To be done:
Locate the string "high" throughout the material and copy every line in which it occurs.

Input material:
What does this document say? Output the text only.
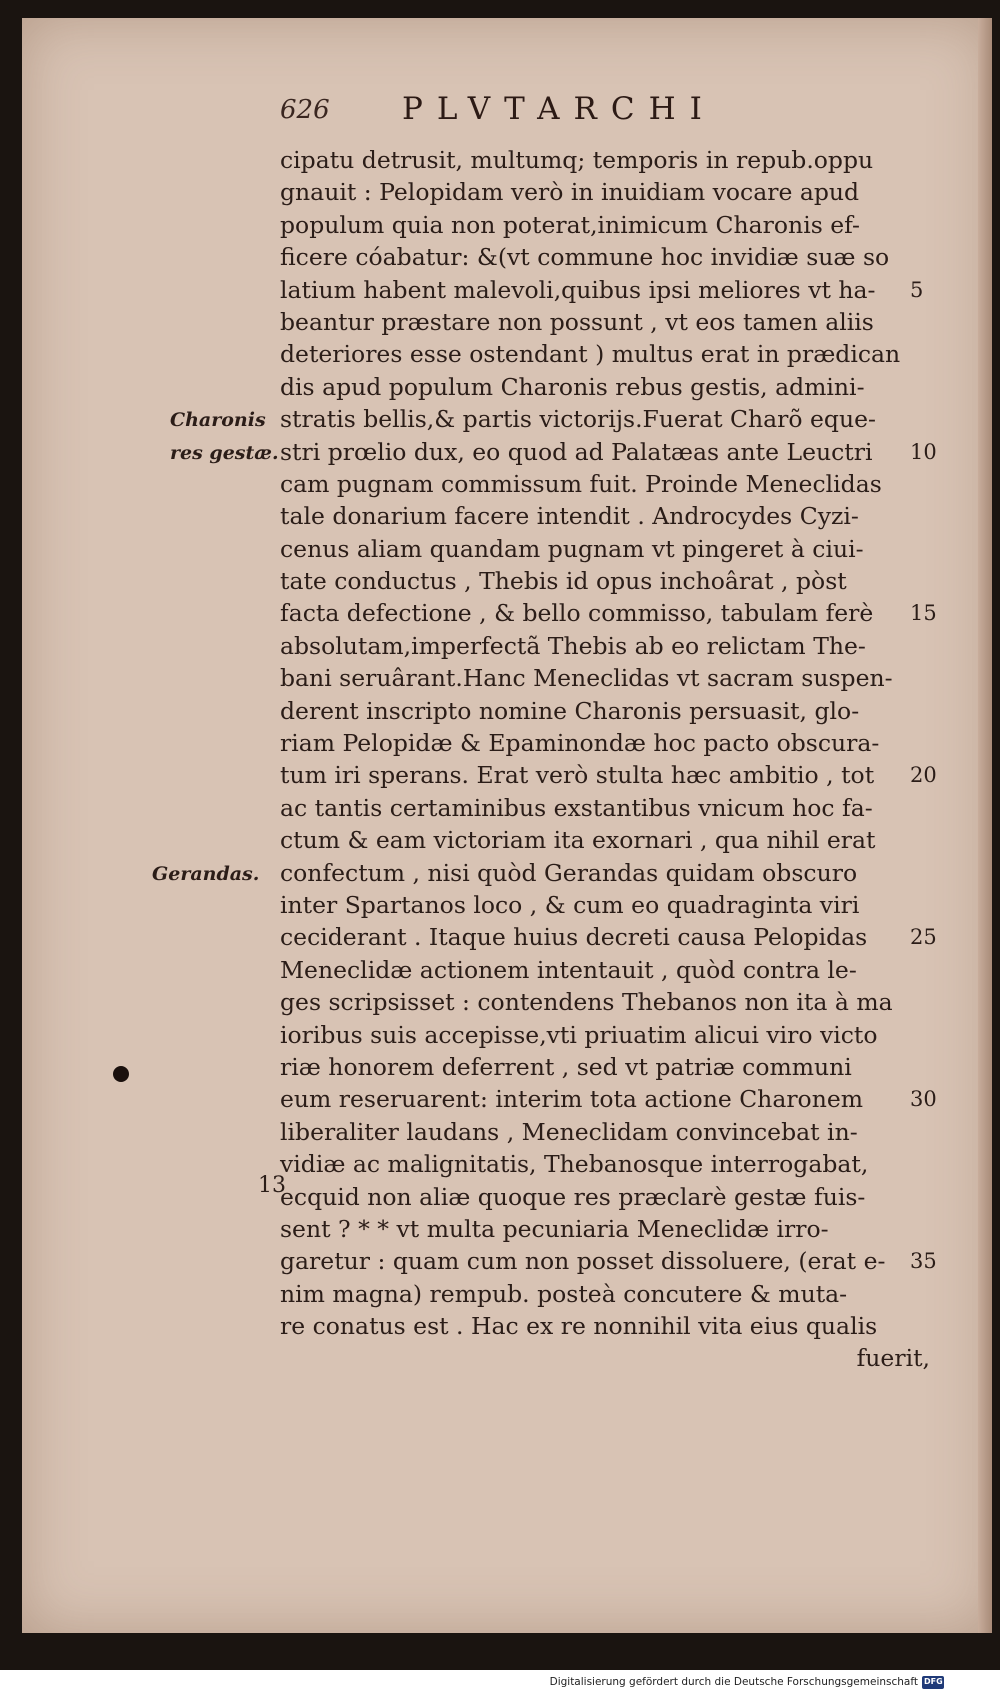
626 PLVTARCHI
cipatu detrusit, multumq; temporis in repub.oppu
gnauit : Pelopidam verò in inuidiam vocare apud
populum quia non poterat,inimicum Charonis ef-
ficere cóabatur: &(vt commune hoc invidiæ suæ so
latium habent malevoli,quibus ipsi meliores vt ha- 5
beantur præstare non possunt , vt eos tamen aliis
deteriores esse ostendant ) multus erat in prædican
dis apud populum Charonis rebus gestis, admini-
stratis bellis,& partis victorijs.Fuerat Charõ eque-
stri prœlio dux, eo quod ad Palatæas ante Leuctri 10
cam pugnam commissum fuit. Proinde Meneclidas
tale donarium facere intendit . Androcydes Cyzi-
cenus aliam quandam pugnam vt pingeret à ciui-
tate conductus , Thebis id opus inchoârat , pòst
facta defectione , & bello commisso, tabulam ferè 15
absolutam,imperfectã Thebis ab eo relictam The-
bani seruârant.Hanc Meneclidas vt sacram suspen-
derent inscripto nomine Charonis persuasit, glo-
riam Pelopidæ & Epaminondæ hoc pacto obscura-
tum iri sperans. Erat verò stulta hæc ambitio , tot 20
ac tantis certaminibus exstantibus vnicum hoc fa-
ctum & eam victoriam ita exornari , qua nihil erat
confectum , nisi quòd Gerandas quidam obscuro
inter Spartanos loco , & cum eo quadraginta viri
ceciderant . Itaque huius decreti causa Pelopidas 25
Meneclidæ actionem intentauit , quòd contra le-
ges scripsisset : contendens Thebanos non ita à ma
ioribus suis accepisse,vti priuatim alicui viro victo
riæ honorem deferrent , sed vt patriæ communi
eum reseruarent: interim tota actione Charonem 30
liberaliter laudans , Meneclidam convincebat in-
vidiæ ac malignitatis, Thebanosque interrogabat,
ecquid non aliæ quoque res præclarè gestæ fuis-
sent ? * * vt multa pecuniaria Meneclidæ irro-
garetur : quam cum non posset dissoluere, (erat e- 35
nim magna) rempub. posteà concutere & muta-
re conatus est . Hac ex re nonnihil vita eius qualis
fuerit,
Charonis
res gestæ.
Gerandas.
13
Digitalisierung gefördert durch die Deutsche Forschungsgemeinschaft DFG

* * *

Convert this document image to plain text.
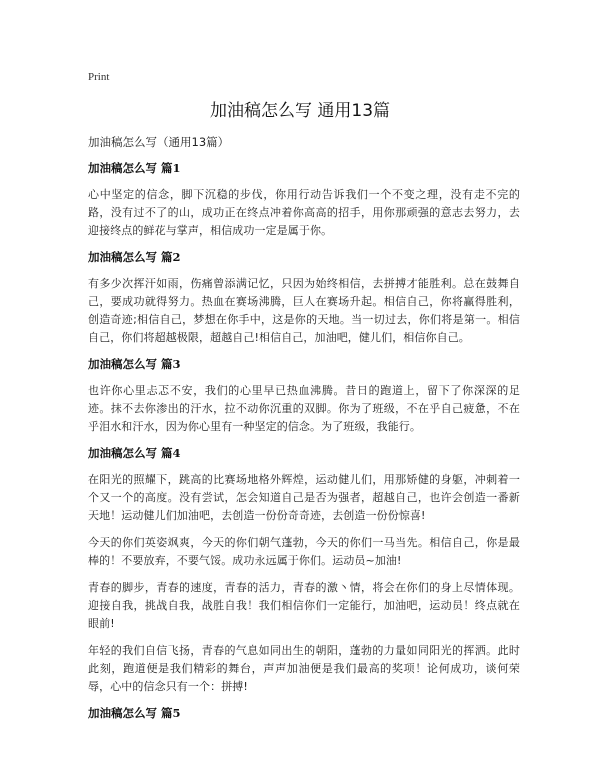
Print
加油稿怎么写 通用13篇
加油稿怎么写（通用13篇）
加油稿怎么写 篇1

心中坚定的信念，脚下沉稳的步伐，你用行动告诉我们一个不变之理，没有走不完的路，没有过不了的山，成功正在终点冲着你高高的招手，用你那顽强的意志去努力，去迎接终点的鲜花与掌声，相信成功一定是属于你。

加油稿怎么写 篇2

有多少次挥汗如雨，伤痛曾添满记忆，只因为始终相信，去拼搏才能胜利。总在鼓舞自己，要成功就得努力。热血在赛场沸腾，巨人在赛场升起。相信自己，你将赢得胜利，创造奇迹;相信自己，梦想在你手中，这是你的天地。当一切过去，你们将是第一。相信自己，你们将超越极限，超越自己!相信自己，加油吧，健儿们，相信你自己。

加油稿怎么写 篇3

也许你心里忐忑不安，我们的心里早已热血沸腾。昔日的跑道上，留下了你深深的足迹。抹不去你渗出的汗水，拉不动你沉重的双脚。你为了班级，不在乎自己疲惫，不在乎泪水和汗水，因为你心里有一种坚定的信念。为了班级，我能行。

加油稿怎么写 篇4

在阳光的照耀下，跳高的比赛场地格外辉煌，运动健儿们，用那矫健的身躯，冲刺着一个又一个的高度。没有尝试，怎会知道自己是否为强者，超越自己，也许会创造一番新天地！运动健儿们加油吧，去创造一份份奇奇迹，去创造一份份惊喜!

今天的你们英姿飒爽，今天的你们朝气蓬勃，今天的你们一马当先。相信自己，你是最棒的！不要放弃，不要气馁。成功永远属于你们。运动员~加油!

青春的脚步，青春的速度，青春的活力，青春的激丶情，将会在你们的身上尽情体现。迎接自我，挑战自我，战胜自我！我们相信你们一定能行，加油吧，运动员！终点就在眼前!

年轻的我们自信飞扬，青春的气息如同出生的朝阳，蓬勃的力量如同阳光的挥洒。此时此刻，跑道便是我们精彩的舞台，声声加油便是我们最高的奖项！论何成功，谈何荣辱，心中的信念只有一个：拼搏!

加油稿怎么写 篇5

...

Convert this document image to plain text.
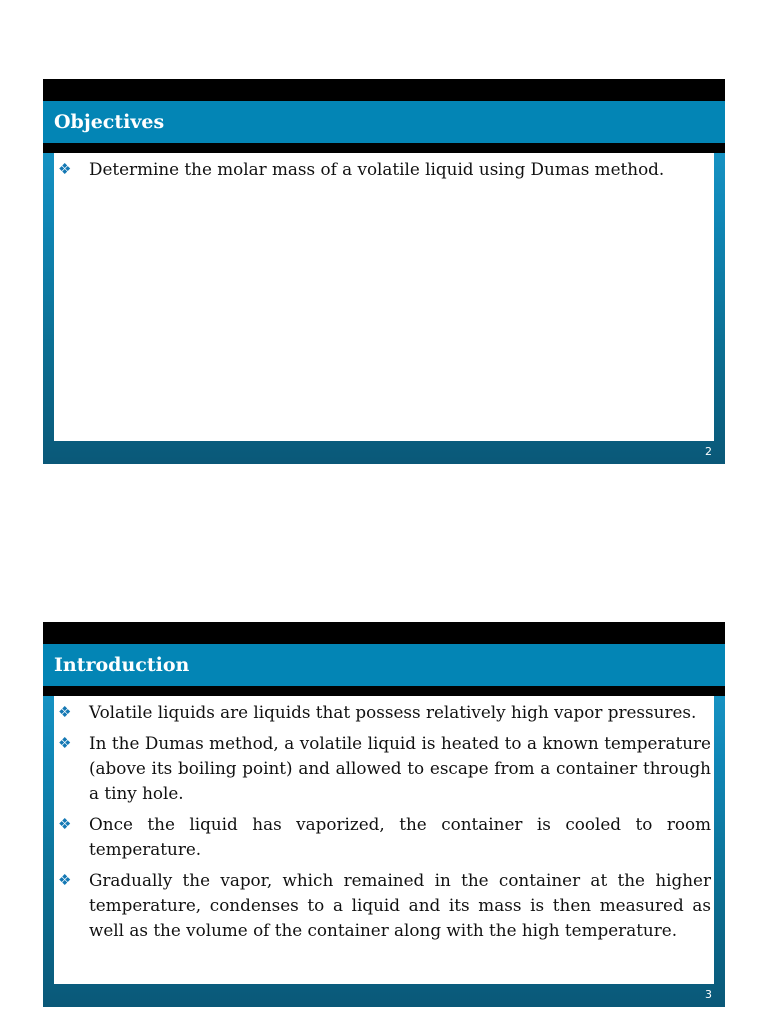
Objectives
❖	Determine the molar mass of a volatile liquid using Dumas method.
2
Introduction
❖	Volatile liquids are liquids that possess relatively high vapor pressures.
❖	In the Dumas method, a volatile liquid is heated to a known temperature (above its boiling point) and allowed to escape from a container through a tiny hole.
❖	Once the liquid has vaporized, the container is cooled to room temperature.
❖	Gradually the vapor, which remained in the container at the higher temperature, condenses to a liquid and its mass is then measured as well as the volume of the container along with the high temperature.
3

Solution below:
❖	Volatile liquids are liquids that possess relatively high vapor pressures.
❖	Gradually the vapor, which remained in the container at the higher temperature, condenses to a liquid and its mass is then measured as well as the volume of the container along with the high temperature.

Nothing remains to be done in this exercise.